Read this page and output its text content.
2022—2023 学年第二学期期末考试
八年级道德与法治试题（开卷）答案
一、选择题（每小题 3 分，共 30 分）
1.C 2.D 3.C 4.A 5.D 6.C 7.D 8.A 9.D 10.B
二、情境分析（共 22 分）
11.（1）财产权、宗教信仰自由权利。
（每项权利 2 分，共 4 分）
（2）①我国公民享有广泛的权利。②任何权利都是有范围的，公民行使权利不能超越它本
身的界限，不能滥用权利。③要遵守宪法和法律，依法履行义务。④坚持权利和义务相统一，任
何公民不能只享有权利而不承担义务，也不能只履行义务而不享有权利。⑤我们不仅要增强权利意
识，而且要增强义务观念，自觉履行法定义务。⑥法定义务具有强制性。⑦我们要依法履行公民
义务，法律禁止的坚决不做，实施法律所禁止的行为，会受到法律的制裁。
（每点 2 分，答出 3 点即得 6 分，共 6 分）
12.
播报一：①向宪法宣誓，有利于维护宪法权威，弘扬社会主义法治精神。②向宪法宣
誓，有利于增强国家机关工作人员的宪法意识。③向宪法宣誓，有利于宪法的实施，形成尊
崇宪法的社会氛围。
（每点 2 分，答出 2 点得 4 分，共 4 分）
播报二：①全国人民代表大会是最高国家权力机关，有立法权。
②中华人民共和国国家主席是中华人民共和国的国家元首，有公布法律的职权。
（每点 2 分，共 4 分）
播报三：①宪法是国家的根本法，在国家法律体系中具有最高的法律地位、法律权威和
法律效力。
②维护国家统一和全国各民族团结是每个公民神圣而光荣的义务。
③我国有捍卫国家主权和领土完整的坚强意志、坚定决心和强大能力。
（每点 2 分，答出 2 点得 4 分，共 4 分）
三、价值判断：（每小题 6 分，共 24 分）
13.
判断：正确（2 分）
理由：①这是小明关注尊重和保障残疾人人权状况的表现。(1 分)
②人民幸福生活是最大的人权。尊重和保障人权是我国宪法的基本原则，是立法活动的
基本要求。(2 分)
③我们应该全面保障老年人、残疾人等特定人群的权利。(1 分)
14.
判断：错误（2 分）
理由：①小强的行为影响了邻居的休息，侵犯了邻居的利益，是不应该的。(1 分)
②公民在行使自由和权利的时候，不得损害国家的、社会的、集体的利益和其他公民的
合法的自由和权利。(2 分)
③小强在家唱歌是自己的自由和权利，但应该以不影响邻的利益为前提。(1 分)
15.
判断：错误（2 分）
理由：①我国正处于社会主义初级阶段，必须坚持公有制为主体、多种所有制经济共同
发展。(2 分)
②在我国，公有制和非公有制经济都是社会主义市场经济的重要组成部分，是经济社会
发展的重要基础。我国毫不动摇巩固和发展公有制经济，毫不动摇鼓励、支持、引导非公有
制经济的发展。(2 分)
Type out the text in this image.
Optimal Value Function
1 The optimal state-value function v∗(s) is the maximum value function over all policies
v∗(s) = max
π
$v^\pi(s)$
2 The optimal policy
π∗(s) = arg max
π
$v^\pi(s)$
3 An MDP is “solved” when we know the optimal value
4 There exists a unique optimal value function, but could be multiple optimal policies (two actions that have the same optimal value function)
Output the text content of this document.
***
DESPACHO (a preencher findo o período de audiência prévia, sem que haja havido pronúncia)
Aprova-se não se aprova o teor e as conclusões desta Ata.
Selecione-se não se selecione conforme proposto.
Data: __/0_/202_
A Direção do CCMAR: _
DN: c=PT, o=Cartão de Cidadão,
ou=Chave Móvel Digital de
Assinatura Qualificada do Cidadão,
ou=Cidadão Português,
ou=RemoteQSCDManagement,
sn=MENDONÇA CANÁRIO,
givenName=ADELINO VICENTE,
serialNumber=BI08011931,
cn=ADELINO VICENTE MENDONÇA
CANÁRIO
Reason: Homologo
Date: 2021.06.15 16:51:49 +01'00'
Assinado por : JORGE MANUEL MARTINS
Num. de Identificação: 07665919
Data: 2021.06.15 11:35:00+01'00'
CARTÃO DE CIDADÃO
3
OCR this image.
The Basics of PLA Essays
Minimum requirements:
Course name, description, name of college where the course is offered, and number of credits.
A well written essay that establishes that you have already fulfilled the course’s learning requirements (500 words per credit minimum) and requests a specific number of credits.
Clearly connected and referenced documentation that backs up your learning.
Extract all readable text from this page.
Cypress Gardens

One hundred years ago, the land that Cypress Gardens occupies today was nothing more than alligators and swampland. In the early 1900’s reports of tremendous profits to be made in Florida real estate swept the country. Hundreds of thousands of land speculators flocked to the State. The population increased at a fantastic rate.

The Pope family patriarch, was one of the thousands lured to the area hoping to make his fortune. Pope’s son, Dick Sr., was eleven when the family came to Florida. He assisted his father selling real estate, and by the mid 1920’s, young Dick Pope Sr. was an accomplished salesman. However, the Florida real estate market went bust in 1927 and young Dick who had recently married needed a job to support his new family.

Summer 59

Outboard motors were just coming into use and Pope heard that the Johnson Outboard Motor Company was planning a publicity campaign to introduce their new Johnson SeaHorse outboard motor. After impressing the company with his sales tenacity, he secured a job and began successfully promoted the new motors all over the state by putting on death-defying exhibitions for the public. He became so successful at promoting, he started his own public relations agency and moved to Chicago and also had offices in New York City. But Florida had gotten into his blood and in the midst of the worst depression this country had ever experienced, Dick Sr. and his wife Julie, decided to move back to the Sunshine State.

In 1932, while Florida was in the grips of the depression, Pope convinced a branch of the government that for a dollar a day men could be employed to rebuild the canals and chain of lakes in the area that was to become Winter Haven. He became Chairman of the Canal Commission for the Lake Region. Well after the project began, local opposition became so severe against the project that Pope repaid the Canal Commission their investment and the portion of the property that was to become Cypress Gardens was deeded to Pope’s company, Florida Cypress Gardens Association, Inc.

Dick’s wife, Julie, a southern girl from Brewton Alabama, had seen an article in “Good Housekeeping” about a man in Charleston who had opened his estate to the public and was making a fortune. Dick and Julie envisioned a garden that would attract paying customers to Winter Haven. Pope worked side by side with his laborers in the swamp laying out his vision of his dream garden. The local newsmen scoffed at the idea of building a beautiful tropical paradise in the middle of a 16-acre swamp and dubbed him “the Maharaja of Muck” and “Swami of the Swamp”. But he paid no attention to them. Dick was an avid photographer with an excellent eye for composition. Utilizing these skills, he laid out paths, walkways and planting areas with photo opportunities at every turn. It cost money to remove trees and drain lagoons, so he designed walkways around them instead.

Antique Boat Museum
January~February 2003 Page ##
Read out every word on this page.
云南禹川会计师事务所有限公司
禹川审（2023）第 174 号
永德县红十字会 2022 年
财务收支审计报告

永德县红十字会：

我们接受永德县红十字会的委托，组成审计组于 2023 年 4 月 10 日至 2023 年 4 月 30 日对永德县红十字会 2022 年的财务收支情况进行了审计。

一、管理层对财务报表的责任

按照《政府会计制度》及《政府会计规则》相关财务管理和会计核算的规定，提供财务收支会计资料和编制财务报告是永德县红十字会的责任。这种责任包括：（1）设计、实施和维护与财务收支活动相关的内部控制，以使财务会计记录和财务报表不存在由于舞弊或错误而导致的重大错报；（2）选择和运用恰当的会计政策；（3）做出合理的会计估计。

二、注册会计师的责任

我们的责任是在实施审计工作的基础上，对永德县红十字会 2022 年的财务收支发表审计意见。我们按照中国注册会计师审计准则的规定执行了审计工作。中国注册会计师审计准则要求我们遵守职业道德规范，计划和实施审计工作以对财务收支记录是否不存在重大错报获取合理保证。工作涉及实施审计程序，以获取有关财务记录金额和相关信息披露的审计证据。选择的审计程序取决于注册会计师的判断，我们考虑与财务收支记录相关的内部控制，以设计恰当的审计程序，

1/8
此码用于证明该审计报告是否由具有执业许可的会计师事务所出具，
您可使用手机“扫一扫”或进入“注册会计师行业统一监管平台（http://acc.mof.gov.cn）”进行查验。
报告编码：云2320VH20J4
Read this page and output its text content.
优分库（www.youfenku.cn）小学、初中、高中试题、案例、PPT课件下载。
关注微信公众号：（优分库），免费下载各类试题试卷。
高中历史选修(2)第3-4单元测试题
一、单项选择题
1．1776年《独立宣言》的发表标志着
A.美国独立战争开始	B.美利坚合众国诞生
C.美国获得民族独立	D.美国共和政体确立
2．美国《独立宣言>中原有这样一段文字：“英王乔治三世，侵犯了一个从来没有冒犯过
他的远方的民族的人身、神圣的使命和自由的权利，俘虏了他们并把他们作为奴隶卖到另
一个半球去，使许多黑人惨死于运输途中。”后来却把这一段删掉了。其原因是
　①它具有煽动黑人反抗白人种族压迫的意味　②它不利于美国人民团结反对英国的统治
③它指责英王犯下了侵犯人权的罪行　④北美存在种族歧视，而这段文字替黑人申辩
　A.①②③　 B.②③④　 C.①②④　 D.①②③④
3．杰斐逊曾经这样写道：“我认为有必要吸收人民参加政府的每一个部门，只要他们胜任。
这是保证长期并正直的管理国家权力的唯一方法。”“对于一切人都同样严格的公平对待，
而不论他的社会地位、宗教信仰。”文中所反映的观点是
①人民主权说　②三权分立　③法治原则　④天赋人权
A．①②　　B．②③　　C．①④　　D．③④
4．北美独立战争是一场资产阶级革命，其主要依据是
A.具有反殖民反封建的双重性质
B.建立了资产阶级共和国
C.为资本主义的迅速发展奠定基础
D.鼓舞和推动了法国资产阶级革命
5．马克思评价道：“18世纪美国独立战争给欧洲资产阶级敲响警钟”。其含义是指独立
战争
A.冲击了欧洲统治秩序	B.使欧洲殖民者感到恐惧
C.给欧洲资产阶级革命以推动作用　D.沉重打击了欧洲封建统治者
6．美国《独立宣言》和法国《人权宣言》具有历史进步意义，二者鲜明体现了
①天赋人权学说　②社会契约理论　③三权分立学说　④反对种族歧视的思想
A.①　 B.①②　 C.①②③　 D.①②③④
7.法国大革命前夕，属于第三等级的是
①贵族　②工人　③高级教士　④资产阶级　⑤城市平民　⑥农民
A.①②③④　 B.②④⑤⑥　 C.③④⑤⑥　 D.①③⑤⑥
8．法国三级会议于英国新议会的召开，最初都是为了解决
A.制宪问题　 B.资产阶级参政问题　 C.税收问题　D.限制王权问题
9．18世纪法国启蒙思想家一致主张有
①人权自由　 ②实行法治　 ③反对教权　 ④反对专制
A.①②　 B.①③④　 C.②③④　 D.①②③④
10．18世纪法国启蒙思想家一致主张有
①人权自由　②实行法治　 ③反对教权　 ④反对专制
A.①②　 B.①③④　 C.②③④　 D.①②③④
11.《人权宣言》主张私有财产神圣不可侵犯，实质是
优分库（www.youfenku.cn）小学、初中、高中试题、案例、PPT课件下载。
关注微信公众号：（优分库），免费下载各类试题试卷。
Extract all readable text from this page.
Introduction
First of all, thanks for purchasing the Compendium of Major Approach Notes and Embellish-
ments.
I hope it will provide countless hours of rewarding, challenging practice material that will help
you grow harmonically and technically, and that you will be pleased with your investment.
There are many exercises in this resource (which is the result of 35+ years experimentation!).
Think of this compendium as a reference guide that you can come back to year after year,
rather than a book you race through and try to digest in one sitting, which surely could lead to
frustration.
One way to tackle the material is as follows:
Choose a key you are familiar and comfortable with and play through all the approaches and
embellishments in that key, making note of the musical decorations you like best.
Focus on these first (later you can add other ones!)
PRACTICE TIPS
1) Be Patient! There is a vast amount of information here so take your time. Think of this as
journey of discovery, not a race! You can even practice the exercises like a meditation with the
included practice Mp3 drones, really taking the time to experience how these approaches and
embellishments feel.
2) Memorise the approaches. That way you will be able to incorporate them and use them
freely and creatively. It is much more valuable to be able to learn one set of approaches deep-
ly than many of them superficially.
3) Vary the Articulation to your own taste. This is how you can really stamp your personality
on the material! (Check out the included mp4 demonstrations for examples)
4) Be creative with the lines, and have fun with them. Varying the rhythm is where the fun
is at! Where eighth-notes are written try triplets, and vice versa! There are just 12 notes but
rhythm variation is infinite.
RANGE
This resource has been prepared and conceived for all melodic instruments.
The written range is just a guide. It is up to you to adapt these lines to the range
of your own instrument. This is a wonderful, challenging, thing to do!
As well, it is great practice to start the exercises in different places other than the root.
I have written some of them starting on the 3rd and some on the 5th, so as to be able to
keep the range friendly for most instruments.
_ _ _ _ _ _ _
▶ _TASK GOAL_
Compute how many lines include the string "Gardens", then give that number by itself.

▶ _IN RESPONSE_
3